## START
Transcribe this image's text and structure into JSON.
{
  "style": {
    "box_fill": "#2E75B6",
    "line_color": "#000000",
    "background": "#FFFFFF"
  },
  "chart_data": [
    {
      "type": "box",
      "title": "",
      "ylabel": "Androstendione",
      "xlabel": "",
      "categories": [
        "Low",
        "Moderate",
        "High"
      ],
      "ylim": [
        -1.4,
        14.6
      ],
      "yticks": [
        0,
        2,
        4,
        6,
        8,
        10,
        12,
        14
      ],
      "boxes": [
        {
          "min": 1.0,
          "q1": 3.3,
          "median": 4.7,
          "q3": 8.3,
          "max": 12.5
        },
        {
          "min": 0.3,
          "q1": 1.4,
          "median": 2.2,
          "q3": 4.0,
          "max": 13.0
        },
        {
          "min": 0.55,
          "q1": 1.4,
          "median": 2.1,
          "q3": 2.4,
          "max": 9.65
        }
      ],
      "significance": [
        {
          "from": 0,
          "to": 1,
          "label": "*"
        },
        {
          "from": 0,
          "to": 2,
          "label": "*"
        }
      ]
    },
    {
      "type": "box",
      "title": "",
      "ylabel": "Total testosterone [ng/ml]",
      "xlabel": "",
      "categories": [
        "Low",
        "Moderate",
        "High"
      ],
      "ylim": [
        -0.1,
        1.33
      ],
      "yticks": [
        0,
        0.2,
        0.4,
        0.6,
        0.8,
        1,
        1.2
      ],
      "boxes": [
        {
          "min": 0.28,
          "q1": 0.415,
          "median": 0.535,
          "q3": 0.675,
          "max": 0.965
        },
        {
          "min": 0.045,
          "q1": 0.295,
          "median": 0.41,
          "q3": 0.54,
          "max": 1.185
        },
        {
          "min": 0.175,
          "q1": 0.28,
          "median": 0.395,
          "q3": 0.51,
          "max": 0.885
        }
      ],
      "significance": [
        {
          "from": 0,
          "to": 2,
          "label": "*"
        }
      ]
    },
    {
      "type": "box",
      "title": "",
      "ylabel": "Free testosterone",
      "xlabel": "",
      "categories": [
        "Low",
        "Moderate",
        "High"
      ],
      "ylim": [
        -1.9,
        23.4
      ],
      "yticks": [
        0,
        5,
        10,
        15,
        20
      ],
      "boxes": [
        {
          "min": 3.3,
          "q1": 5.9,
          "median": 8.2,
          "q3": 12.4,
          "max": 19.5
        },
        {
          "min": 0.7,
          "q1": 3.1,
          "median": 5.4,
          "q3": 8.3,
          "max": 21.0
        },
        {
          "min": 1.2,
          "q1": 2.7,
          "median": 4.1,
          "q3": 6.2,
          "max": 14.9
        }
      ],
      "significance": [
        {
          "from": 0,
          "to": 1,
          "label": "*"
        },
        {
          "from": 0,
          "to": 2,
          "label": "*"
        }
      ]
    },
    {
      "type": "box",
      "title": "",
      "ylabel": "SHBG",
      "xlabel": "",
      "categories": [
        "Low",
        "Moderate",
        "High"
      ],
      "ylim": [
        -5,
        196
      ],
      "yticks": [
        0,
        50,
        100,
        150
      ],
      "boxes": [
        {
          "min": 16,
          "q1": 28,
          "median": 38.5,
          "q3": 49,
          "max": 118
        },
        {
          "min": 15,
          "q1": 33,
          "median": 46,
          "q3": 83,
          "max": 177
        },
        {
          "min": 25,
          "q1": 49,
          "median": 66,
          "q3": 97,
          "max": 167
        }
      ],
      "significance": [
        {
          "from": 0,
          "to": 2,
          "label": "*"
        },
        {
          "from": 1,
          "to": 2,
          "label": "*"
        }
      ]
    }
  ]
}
## END
**WHAT YOU NEED TO DO:** Of the lines above, how many include the word "ylabel"? Reply with the number alone.

**ANSWER TO THIS TASK:** 4